═══ INPUT RECORDS

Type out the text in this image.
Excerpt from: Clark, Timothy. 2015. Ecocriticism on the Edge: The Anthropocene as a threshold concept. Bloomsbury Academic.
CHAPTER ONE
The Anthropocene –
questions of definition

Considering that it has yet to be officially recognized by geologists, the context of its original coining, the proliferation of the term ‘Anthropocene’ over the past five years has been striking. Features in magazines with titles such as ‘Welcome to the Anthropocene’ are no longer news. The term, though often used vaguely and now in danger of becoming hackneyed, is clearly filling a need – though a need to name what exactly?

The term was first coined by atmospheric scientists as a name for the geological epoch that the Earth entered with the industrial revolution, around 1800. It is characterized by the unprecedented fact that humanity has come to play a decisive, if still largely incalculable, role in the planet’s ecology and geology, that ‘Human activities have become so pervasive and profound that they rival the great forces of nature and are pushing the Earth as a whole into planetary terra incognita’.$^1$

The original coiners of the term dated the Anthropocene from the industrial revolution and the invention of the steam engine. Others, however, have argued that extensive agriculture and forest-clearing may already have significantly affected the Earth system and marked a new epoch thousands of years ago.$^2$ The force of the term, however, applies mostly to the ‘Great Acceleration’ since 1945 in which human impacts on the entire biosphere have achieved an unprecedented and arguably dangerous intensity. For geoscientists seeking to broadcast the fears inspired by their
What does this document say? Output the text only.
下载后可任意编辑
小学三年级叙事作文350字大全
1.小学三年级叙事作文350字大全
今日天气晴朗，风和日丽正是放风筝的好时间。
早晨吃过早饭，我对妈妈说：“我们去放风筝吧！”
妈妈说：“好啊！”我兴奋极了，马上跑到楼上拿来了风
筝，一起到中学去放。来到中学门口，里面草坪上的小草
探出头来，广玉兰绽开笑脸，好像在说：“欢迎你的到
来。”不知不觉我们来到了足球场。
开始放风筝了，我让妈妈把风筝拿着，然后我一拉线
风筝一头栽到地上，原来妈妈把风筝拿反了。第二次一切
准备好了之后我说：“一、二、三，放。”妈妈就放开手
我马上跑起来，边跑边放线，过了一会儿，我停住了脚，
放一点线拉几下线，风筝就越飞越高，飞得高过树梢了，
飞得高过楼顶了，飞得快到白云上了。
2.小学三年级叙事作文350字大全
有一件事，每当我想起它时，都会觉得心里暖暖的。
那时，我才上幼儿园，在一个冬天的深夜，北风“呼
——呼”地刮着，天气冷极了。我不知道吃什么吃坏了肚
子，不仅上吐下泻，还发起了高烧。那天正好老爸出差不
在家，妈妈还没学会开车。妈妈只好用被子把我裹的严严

══════

*WHAT YOU HAVE TO DO*
All of the lines above must be returned exactly.

*THE OUTPUT*
Type out the text in this image.
Excerpt from: Clark, Timothy. 2015. Ecocriticism on the Edge: The Anthropocene as a threshold concept. Bloomsbury Academic.
CHAPTER ONE
The Anthropocene –
questions of definition

Considering that it has yet to be officially recognized by geologists, the context of its original coining, the proliferation of the term ‘Anthropocene’ over the past five years has been striking. Features in magazines with titles such as ‘Welcome to the Anthropocene’ are no longer news. The term, though often used vaguely and now in danger of becoming hackneyed, is clearly filling a need – though a need to name what exactly?

The term was first coined by atmospheric scientists as a name for the geological epoch that the Earth entered with the industrial revolution, around 1800. It is characterized by the unprecedented fact that humanity has come to play a decisive, if still largely incalculable, role in the planet’s ecology and geology, that ‘Human activities have become so pervasive and profound that they rival the great forces of nature and are pushing the Earth as a whole into planetary terra incognita’.$^1$

The original coiners of the term dated the Anthropocene from the industrial revolution and the invention of the steam engine. Others, however, have argued that extensive agriculture and forest-clearing may already have significantly affected the Earth system and marked a new epoch thousands of years ago.$^2$ The force of the term, however, applies mostly to the ‘Great Acceleration’ since 1945 in which human impacts on the entire biosphere have achieved an unprecedented and arguably dangerous intensity. For geoscientists seeking to broadcast the fears inspired by their
What does this document say? Output the text only.
下载后可任意编辑
小学三年级叙事作文350字大全
1.小学三年级叙事作文350字大全
今日天气晴朗，风和日丽正是放风筝的好时间。
早晨吃过早饭，我对妈妈说：“我们去放风筝吧！”
妈妈说：“好啊！”我兴奋极了，马上跑到楼上拿来了风
筝，一起到中学去放。来到中学门口，里面草坪上的小草
探出头来，广玉兰绽开笑脸，好像在说：“欢迎你的到
来。”不知不觉我们来到了足球场。
开始放风筝了，我让妈妈把风筝拿着，然后我一拉线
风筝一头栽到地上，原来妈妈把风筝拿反了。第二次一切
准备好了之后我说：“一、二、三，放。”妈妈就放开手
我马上跑起来，边跑边放线，过了一会儿，我停住了脚，
放一点线拉几下线，风筝就越飞越高，飞得高过树梢了，
飞得高过楼顶了，飞得快到白云上了。
2.小学三年级叙事作文350字大全
有一件事，每当我想起它时，都会觉得心里暖暖的。
那时，我才上幼儿园，在一个冬天的深夜，北风“呼
——呼”地刮着，天气冷极了。我不知道吃什么吃坏了肚
子，不仅上吐下泻，还发起了高烧。那天正好老爸出差不
在家，妈妈还没学会开车。妈妈只好用被子把我裹的严严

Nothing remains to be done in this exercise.